## What you should do
Are you able to quote each entry exactly as written?

--------------------------------

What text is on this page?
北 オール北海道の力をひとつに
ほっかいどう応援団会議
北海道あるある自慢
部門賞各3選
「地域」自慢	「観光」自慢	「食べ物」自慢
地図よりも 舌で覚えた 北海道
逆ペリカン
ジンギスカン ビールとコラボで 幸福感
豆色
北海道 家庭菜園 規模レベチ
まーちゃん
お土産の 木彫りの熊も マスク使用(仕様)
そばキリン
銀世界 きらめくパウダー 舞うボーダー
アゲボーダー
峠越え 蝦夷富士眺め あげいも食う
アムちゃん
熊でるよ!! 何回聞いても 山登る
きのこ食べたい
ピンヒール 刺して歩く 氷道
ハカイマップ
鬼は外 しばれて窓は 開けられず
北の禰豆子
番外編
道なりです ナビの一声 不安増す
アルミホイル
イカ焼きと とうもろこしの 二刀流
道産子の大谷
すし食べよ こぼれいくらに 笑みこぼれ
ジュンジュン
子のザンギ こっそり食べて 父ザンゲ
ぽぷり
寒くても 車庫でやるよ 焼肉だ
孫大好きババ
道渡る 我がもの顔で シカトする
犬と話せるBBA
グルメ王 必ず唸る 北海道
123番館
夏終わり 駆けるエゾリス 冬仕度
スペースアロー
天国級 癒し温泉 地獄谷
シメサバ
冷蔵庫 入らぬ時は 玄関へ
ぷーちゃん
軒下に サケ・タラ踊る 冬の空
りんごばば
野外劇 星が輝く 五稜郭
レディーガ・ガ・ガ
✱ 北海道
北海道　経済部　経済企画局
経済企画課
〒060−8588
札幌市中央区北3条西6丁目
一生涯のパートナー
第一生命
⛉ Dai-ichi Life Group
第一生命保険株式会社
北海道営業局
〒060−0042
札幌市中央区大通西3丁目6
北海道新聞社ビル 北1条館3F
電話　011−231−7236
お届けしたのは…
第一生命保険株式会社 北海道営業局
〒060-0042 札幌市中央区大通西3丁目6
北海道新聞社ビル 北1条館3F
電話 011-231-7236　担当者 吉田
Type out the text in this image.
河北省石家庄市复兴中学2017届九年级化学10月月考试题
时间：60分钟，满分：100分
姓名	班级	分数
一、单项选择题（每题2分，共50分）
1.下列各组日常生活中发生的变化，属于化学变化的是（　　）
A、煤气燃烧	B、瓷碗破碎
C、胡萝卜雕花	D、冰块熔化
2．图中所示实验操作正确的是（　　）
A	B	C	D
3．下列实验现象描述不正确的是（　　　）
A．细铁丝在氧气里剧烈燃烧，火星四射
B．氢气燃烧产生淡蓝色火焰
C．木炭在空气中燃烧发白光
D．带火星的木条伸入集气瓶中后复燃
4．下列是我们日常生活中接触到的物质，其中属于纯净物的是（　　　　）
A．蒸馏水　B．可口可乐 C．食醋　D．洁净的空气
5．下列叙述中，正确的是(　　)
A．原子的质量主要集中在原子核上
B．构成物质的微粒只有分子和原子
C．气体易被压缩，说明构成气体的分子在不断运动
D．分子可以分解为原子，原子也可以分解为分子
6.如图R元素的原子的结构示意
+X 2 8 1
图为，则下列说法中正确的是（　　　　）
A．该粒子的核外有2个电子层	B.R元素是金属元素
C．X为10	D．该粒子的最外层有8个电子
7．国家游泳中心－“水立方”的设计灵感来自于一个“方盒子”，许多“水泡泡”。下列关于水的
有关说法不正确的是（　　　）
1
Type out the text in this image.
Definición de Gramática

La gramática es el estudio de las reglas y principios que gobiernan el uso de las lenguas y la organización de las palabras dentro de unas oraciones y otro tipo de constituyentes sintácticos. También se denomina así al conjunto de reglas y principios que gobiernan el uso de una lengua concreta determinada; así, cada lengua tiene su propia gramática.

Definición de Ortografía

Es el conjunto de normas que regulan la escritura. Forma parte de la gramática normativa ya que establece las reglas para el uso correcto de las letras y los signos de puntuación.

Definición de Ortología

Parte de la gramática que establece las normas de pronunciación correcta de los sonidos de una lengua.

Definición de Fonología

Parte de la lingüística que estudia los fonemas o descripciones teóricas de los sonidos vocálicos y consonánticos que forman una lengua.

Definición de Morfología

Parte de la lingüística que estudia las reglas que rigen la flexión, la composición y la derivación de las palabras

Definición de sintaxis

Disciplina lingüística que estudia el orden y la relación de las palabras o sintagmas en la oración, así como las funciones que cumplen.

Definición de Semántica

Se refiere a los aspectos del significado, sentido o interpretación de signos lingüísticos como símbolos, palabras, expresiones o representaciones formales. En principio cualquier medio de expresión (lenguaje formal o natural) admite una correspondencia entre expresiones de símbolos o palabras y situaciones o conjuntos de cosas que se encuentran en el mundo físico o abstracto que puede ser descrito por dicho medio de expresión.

--------------------------------

## Reply
What text is on this page?
北 オール北海道の力をひとつに
ほっかいどう応援団会議
北海道あるある自慢
部門賞各3選
「地域」自慢	「観光」自慢	「食べ物」自慢
地図よりも 舌で覚えた 北海道
逆ペリカン
ジンギスカン ビールとコラボで 幸福感
豆色
北海道 家庭菜園 規模レベチ
まーちゃん
お土産の 木彫りの熊も マスク使用(仕様)
そばキリン
銀世界 きらめくパウダー 舞うボーダー
アゲボーダー
峠越え 蝦夷富士眺め あげいも食う
アムちゃん
熊でるよ!! 何回聞いても 山登る
きのこ食べたい
ピンヒール 刺して歩く 氷道
ハカイマップ
鬼は外 しばれて窓は 開けられず
北の禰豆子
番外編
道なりです ナビの一声 不安増す
アルミホイル
イカ焼きと とうもろこしの 二刀流
道産子の大谷
すし食べよ こぼれいくらに 笑みこぼれ
ジュンジュン
子のザンギ こっそり食べて 父ザンゲ
ぽぷり
寒くても 車庫でやるよ 焼肉だ
孫大好きババ
道渡る 我がもの顔で シカトする
犬と話せるBBA
グルメ王 必ず唸る 北海道
123番館
夏終わり 駆けるエゾリス 冬仕度
スペースアロー
天国級 癒し温泉 地獄谷
シメサバ
冷蔵庫 入らぬ時は 玄関へ
ぷーちゃん
軒下に サケ・タラ踊る 冬の空
りんごばば
野外劇 星が輝く 五稜郭
レディーガ・ガ・ガ
✱ 北海道
北海道　経済部　経済企画局
経済企画課
〒060−8588
札幌市中央区北3条西6丁目
一生涯のパートナー
第一生命
⛉ Dai-ichi Life Group
第一生命保険株式会社
北海道営業局
〒060−0042
札幌市中央区大通西3丁目6
北海道新聞社ビル 北1条館3F
電話　011−231−7236
お届けしたのは…
第一生命保険株式会社 北海道営業局
〒060-0042 札幌市中央区大通西3丁目6
北海道新聞社ビル 北1条館3F
電話 011-231-7236　担当者 吉田
Type out the text in this image.
河北省石家庄市复兴中学2017届九年级化学10月月考试题
时间：60分钟，满分：100分
姓名	班级	分数
一、单项选择题（每题2分，共50分）
1.下列各组日常生活中发生的变化，属于化学变化的是（　　）
A、煤气燃烧	B、瓷碗破碎
C、胡萝卜雕花	D、冰块熔化
2．图中所示实验操作正确的是（　　）
A	B	C	D
3．下列实验现象描述不正确的是（　　　）
A．细铁丝在氧气里剧烈燃烧，火星四射
B．氢气燃烧产生淡蓝色火焰
C．木炭在空气中燃烧发白光
D．带火星的木条伸入集气瓶中后复燃
4．下列是我们日常生活中接触到的物质，其中属于纯净物的是（　　　　）
A．蒸馏水　B．可口可乐 C．食醋　D．洁净的空气
5．下列叙述中，正确的是(　　)
A．原子的质量主要集中在原子核上
B．构成物质的微粒只有分子和原子
C．气体易被压缩，说明构成气体的分子在不断运动
D．分子可以分解为原子，原子也可以分解为分子
6.如图R元素的原子的结构示意
+X 2 8 1
图为，则下列说法中正确的是（　　　　）
A．该粒子的核外有2个电子层	B.R元素是金属元素
C．X为10	D．该粒子的最外层有8个电子
7．国家游泳中心－“水立方”的设计灵感来自于一个“方盒子”，许多“水泡泡”。下列关于水的
有关说法不正确的是（　　　）
1
Type out the text in this image.
Definición de Gramática

La gramática es el estudio de las reglas y principios que gobiernan el uso de las lenguas y la organización de las palabras dentro de unas oraciones y otro tipo de constituyentes sintácticos. También se denomina así al conjunto de reglas y principios que gobiernan el uso de una lengua concreta determinada; así, cada lengua tiene su propia gramática.

Definición de Ortografía

Es el conjunto de normas que regulan la escritura. Forma parte de la gramática normativa ya que establece las reglas para el uso correcto de las letras y los signos de puntuación.

Definición de Ortología

Parte de la gramática que establece las normas de pronunciación correcta de los sonidos de una lengua.

Definición de Fonología

Parte de la lingüística que estudia los fonemas o descripciones teóricas de los sonidos vocálicos y consonánticos que forman una lengua.

Definición de Morfología

Parte de la lingüística que estudia las reglas que rigen la flexión, la composición y la derivación de las palabras

Definición de sintaxis

Disciplina lingüística que estudia el orden y la relación de las palabras o sintagmas en la oración, así como las funciones que cumplen.

Definición de Semántica

Se refiere a los aspectos del significado, sentido o interpretación de signos lingüísticos como símbolos, palabras, expresiones o representaciones formales. En principio cualquier medio de expresión (lenguaje formal o natural) admite una correspondencia entre expresiones de símbolos o palabras y situaciones o conjuntos de cosas que se encuentran en el mundo físico o abstracto que puede ser descrito por dicho medio de expresión.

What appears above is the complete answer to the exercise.